> _Problem statement_
Copy every entry exactly.
[START OF Dataset entries]
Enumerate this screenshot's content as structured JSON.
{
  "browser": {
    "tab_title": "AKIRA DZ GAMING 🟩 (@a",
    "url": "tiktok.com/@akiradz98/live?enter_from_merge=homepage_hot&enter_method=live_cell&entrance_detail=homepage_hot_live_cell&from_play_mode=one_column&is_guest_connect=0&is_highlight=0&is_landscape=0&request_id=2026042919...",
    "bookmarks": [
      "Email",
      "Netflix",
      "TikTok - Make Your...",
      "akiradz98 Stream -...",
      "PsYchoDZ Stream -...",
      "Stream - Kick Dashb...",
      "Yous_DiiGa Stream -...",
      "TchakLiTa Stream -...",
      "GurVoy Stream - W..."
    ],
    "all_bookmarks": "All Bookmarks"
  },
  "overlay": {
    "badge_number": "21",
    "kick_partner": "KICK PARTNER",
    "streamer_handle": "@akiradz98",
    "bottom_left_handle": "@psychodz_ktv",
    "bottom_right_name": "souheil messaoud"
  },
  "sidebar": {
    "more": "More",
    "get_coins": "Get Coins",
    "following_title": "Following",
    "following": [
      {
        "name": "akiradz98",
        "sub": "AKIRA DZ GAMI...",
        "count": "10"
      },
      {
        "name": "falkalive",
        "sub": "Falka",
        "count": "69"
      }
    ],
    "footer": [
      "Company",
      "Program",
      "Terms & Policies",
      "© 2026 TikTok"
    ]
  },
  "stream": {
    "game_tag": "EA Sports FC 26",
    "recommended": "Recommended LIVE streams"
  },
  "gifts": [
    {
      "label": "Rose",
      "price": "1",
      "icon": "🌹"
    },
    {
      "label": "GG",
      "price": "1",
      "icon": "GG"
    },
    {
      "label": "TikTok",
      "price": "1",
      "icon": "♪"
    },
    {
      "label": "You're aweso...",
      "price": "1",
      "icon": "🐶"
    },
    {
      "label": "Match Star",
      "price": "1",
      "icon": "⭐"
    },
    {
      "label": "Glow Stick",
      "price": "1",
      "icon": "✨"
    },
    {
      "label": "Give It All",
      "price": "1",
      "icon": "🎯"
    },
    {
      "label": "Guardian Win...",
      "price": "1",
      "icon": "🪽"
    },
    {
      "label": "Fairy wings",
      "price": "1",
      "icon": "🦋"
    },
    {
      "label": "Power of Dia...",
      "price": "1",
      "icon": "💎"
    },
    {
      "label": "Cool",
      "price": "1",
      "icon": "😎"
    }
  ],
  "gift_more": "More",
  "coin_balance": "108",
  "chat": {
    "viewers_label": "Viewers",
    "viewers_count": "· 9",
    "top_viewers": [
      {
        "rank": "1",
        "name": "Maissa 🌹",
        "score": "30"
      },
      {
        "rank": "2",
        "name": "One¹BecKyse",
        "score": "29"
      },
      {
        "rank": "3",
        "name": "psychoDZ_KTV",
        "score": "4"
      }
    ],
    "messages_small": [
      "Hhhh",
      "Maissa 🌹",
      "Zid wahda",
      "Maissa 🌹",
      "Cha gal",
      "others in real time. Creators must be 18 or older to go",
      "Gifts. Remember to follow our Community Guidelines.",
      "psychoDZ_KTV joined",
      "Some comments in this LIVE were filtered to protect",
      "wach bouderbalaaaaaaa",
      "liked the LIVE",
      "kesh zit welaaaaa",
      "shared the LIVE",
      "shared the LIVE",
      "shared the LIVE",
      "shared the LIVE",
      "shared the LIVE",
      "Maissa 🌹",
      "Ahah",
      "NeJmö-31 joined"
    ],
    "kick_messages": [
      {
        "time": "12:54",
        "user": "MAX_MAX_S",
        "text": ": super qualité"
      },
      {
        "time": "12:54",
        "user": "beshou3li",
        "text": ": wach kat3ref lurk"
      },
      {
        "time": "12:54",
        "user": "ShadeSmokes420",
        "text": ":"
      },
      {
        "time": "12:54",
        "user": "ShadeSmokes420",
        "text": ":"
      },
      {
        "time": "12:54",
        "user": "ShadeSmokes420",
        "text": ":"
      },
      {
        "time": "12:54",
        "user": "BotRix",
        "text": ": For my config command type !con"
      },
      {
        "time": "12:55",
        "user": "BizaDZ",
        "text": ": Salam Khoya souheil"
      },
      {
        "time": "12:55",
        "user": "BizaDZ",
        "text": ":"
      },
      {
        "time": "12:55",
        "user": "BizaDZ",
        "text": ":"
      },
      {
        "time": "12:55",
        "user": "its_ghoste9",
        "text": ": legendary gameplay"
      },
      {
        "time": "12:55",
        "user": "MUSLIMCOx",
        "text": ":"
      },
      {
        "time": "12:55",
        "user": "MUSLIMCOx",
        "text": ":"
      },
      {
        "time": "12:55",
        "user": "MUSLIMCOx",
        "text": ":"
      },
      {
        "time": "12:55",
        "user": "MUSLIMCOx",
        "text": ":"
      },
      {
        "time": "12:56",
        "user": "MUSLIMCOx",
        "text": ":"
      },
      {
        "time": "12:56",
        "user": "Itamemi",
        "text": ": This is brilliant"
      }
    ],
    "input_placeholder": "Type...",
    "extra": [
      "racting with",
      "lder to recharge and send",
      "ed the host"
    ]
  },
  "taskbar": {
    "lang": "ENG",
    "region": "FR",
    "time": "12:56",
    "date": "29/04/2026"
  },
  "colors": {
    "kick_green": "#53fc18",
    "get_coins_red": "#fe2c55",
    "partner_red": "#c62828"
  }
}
[END OF Dataset entries]
> _Solution for this exercise_
Enumerate this screenshot's content as structured JSON.
{
  "browser": {
    "tab_title": "AKIRA DZ GAMING 🟩 (@a",
    "url": "tiktok.com/@akiradz98/live?enter_from_merge=homepage_hot&enter_method=live_cell&entrance_detail=homepage_hot_live_cell&from_play_mode=one_column&is_guest_connect=0&is_highlight=0&is_landscape=0&request_id=2026042919...",
    "bookmarks": [
      "Email",
      "Netflix",
      "TikTok - Make Your...",
      "akiradz98 Stream -...",
      "PsYchoDZ Stream -...",
      "Stream - Kick Dashb...",
      "Yous_DiiGa Stream -...",
      "TchakLiTa Stream -...",
      "GurVoy Stream - W..."
    ],
    "all_bookmarks": "All Bookmarks"
  },
  "overlay": {
    "badge_number": "21",
    "kick_partner": "KICK PARTNER",
    "streamer_handle": "@akiradz98",
    "bottom_left_handle": "@psychodz_ktv",
    "bottom_right_name": "souheil messaoud"
  },
  "sidebar": {
    "more": "More",
    "get_coins": "Get Coins",
    "following_title": "Following",
    "following": [
      {
        "name": "akiradz98",
        "sub": "AKIRA DZ GAMI...",
        "count": "10"
      },
      {
        "name": "falkalive",
        "sub": "Falka",
        "count": "69"
      }
    ],
    "footer": [
      "Company",
      "Program",
      "Terms & Policies",
      "© 2026 TikTok"
    ]
  },
  "stream": {
    "game_tag": "EA Sports FC 26",
    "recommended": "Recommended LIVE streams"
  },
  "gifts": [
    {
      "label": "Rose",
      "price": "1",
      "icon": "🌹"
    },
    {
      "label": "GG",
      "price": "1",
      "icon": "GG"
    },
    {
      "label": "TikTok",
      "price": "1",
      "icon": "♪"
    },
    {
      "label": "You're aweso...",
      "price": "1",
      "icon": "🐶"
    },
    {
      "label": "Match Star",
      "price": "1",
      "icon": "⭐"
    },
    {
      "label": "Glow Stick",
      "price": "1",
      "icon": "✨"
    },
    {
      "label": "Give It All",
      "price": "1",
      "icon": "🎯"
    },
    {
      "label": "Guardian Win...",
      "price": "1",
      "icon": "🪽"
    },
    {
      "label": "Fairy wings",
      "price": "1",
      "icon": "🦋"
    },
    {
      "label": "Power of Dia...",
      "price": "1",
      "icon": "💎"
    },
    {
      "label": "Cool",
      "price": "1",
      "icon": "😎"
    }
  ],
  "gift_more": "More",
  "coin_balance": "108",
  "chat": {
    "viewers_label": "Viewers",
    "viewers_count": "· 9",
    "top_viewers": [
      {
        "rank": "1",
        "name": "Maissa 🌹",
        "score": "30"
      },
      {
        "rank": "2",
        "name": "One¹BecKyse",
        "score": "29"
      },
      {
        "rank": "3",
        "name": "psychoDZ_KTV",
        "score": "4"
      }
    ],
    "messages_small": [
      "Hhhh",
      "Maissa 🌹",
      "Zid wahda",
      "Maissa 🌹",
      "Cha gal",
      "others in real time. Creators must be 18 or older to go",
      "Gifts. Remember to follow our Community Guidelines.",
      "psychoDZ_KTV joined",
      "Some comments in this LIVE were filtered to protect",
      "wach bouderbalaaaaaaa",
      "liked the LIVE",
      "kesh zit welaaaaa",
      "shared the LIVE",
      "shared the LIVE",
      "shared the LIVE",
      "shared the LIVE",
      "shared the LIVE",
      "Maissa 🌹",
      "Ahah",
      "NeJmö-31 joined"
    ],
    "kick_messages": [
      {
        "time": "12:54",
        "user": "MAX_MAX_S",
        "text": ": super qualité"
      },
      {
        "time": "12:54",
        "user": "beshou3li",
        "text": ": wach kat3ref lurk"
      },
      {
        "time": "12:54",
        "user": "ShadeSmokes420",
        "text": ":"
      },
      {
        "time": "12:54",
        "user": "ShadeSmokes420",
        "text": ":"
      },
      {
        "time": "12:54",
        "user": "ShadeSmokes420",
        "text": ":"
      },
      {
        "time": "12:54",
        "user": "BotRix",
        "text": ": For my config command type !con"
      },
      {
        "time": "12:55",
        "user": "BizaDZ",
        "text": ": Salam Khoya souheil"
      },
      {
        "time": "12:55",
        "user": "BizaDZ",
        "text": ":"
      },
      {
        "time": "12:55",
        "user": "BizaDZ",
        "text": ":"
      },
      {
        "time": "12:55",
        "user": "its_ghoste9",
        "text": ": legendary gameplay"
      },
      {
        "time": "12:55",
        "user": "MUSLIMCOx",
        "text": ":"
      },
      {
        "time": "12:55",
        "user": "MUSLIMCOx",
        "text": ":"
      },
      {
        "time": "12:55",
        "user": "MUSLIMCOx",
        "text": ":"
      },
      {
        "time": "12:55",
        "user": "MUSLIMCOx",
        "text": ":"
      },
      {
        "time": "12:56",
        "user": "MUSLIMCOx",
        "text": ":"
      },
      {
        "time": "12:56",
        "user": "Itamemi",
        "text": ": This is brilliant"
      }
    ],
    "input_placeholder": "Type...",
    "extra": [
      "racting with",
      "lder to recharge and send",
      "ed the host"
    ]
  },
  "taskbar": {
    "lang": "ENG",
    "region": "FR",
    "time": "12:56",
    "date": "29/04/2026"
  },
  "colors": {
    "kick_green": "#53fc18",
    "get_coins_red": "#fe2c55",
    "partner_red": "#c62828"
  }
}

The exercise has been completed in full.